▸ INSTRUCTION: Retype all of the data exactly as given.
─── INFORMATION SUPPLIED ───
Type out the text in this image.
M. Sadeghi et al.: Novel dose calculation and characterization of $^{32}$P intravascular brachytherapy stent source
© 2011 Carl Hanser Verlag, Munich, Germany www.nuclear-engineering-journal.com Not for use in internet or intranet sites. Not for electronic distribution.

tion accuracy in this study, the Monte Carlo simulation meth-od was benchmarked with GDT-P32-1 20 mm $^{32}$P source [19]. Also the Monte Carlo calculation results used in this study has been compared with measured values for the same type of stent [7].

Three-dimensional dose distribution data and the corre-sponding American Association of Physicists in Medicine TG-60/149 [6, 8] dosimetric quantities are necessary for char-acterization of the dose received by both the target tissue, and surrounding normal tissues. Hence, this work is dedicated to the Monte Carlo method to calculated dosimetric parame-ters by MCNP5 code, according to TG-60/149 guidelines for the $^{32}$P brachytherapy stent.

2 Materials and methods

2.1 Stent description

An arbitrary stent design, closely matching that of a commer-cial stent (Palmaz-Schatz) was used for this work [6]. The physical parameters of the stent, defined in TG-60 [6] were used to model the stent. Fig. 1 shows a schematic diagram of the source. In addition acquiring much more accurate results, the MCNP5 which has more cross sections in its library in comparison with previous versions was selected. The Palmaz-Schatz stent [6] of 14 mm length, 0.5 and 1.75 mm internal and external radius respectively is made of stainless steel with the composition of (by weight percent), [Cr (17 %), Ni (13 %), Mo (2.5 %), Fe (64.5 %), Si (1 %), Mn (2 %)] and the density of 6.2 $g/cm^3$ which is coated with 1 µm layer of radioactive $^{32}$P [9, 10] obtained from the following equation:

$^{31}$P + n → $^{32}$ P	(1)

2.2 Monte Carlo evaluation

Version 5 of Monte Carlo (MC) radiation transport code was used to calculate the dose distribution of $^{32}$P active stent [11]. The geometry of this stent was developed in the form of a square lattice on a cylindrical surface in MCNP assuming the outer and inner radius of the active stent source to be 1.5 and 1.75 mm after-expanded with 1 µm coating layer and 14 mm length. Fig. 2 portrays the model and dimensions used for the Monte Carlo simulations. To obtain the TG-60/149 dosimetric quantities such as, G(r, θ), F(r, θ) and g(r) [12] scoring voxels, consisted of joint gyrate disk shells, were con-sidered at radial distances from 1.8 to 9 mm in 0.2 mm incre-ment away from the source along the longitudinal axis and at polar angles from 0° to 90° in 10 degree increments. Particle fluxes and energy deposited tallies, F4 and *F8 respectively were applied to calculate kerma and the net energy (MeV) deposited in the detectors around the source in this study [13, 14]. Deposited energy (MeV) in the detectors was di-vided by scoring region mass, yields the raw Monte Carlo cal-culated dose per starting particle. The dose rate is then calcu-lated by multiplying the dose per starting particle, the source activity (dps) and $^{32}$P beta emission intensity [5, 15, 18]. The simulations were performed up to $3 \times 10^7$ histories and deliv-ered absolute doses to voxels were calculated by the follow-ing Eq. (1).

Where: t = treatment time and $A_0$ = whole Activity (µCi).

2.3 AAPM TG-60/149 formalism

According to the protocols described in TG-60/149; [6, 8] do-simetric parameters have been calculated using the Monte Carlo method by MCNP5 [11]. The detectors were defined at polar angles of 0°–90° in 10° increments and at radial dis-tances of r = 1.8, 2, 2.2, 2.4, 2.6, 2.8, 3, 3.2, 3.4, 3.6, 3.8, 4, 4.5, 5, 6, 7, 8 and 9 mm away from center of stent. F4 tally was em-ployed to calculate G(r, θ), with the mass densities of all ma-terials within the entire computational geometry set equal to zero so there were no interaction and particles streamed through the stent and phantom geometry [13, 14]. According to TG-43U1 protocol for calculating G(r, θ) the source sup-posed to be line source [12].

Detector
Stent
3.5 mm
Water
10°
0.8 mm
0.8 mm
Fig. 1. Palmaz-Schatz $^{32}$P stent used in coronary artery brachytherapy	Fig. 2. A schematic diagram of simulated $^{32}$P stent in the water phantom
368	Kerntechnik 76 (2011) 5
───
▸ REPLY:
Type out the text in this image.
M. Sadeghi et al.: Novel dose calculation and characterization of $^{32}$P intravascular brachytherapy stent source
© 2011 Carl Hanser Verlag, Munich, Germany www.nuclear-engineering-journal.com Not for use in internet or intranet sites. Not for electronic distribution.

tion accuracy in this study, the Monte Carlo simulation meth-od was benchmarked with GDT-P32-1 20 mm $^{32}$P source [19]. Also the Monte Carlo calculation results used in this study has been compared with measured values for the same type of stent [7].

Three-dimensional dose distribution data and the corre-sponding American Association of Physicists in Medicine TG-60/149 [6, 8] dosimetric quantities are necessary for char-acterization of the dose received by both the target tissue, and surrounding normal tissues. Hence, this work is dedicated to the Monte Carlo method to calculated dosimetric parame-ters by MCNP5 code, according to TG-60/149 guidelines for the $^{32}$P brachytherapy stent.

2 Materials and methods

2.1 Stent description

An arbitrary stent design, closely matching that of a commer-cial stent (Palmaz-Schatz) was used for this work [6]. The physical parameters of the stent, defined in TG-60 [6] were used to model the stent. Fig. 1 shows a schematic diagram of the source. In addition acquiring much more accurate results, the MCNP5 which has more cross sections in its library in comparison with previous versions was selected. The Palmaz-Schatz stent [6] of 14 mm length, 0.5 and 1.75 mm internal and external radius respectively is made of stainless steel with the composition of (by weight percent), [Cr (17 %), Ni (13 %), Mo (2.5 %), Fe (64.5 %), Si (1 %), Mn (2 %)] and the density of 6.2 $g/cm^3$ which is coated with 1 µm layer of radioactive $^{32}$P [9, 10] obtained from the following equation:

$^{31}$P + n → $^{32}$ P	(1)

2.2 Monte Carlo evaluation

Version 5 of Monte Carlo (MC) radiation transport code was used to calculate the dose distribution of $^{32}$P active stent [11]. The geometry of this stent was developed in the form of a square lattice on a cylindrical surface in MCNP assuming the outer and inner radius of the active stent source to be 1.5 and 1.75 mm after-expanded with 1 µm coating layer and 14 mm length. Fig. 2 portrays the model and dimensions used for the Monte Carlo simulations. To obtain the TG-60/149 dosimetric quantities such as, G(r, θ), F(r, θ) and g(r) [12] scoring voxels, consisted of joint gyrate disk shells, were con-sidered at radial distances from 1.8 to 9 mm in 0.2 mm incre-ment away from the source along the longitudinal axis and at polar angles from 0° to 90° in 10 degree increments. Particle fluxes and energy deposited tallies, F4 and *F8 respectively were applied to calculate kerma and the net energy (MeV) deposited in the detectors around the source in this study [13, 14]. Deposited energy (MeV) in the detectors was di-vided by scoring region mass, yields the raw Monte Carlo cal-culated dose per starting particle. The dose rate is then calcu-lated by multiplying the dose per starting particle, the source activity (dps) and $^{32}$P beta emission intensity [5, 15, 18]. The simulations were performed up to $3 \times 10^7$ histories and deliv-ered absolute doses to voxels were calculated by the follow-ing Eq. (1).

Where: t = treatment time and $A_0$ = whole Activity (µCi).

2.3 AAPM TG-60/149 formalism

According to the protocols described in TG-60/149; [6, 8] do-simetric parameters have been calculated using the Monte Carlo method by MCNP5 [11]. The detectors were defined at polar angles of 0°–90° in 10° increments and at radial dis-tances of r = 1.8, 2, 2.2, 2.4, 2.6, 2.8, 3, 3.2, 3.4, 3.6, 3.8, 4, 4.5, 5, 6, 7, 8 and 9 mm away from center of stent. F4 tally was em-ployed to calculate G(r, θ), with the mass densities of all ma-terials within the entire computational geometry set equal to zero so there were no interaction and particles streamed through the stent and phantom geometry [13, 14]. According to TG-43U1 protocol for calculating G(r, θ) the source sup-posed to be line source [12].

Detector
Stent
3.5 mm
Water
10°
0.8 mm
0.8 mm
Fig. 1. Palmaz-Schatz $^{32}$P stent used in coronary artery brachytherapy	Fig. 2. A schematic diagram of simulated $^{32}$P stent in the water phantom
368	Kerntechnik 76 (2011) 5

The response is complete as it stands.